Scan the entries for the string "added" and give the number of lines that have it, nothing further.

* * * * * * *

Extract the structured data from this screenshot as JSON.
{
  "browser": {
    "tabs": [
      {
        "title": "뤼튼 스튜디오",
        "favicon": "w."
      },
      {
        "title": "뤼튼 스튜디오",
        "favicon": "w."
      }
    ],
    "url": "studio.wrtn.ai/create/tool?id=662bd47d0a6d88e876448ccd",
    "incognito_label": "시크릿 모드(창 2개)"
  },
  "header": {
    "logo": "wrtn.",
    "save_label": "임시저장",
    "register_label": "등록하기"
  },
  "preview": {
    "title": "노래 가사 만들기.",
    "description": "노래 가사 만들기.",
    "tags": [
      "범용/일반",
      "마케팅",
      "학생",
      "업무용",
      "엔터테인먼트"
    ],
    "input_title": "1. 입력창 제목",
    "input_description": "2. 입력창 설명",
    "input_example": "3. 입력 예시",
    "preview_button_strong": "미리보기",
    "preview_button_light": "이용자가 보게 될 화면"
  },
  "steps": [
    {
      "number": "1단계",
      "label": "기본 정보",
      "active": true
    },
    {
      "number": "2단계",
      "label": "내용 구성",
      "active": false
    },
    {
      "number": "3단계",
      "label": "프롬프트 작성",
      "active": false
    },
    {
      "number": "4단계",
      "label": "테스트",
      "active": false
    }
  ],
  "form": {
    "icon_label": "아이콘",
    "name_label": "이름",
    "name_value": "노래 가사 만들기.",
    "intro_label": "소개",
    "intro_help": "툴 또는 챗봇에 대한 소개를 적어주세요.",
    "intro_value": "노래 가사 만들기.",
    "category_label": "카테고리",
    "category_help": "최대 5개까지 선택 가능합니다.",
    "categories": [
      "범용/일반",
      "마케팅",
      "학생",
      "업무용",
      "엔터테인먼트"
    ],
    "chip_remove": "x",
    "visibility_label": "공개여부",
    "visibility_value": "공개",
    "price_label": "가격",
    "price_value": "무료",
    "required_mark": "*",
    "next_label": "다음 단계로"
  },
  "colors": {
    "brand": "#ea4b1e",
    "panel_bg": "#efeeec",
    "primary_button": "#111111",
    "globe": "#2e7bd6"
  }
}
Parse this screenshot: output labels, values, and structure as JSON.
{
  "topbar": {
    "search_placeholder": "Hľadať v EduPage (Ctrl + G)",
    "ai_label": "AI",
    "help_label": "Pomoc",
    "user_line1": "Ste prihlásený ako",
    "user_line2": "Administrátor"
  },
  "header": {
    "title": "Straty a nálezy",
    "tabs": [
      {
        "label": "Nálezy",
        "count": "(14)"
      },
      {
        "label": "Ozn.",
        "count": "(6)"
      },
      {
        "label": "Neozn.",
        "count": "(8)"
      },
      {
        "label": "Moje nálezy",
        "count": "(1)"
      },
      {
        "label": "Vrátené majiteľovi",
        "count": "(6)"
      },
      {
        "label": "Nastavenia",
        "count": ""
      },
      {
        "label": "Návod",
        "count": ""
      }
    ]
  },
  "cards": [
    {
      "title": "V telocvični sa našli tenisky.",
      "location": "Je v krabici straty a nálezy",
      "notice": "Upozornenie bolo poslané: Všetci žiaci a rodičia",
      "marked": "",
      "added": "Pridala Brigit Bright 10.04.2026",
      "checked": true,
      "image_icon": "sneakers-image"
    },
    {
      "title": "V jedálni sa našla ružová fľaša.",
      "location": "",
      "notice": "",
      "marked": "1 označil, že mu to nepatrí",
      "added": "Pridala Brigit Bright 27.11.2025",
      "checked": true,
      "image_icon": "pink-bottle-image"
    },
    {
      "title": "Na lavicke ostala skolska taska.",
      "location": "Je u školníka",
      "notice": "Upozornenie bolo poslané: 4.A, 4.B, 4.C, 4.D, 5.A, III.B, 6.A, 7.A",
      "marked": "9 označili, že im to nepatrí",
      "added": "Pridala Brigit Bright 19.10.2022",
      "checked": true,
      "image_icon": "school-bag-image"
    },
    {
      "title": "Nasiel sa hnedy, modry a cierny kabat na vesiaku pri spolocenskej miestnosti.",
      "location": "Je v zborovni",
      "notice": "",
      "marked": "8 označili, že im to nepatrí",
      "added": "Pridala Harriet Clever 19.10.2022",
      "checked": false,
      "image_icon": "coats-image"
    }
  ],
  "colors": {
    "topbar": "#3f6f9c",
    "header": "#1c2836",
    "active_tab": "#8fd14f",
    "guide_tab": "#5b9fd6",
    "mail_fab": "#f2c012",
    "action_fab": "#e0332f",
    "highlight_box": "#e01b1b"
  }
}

* * * * * * *

FINAL RESULT: 4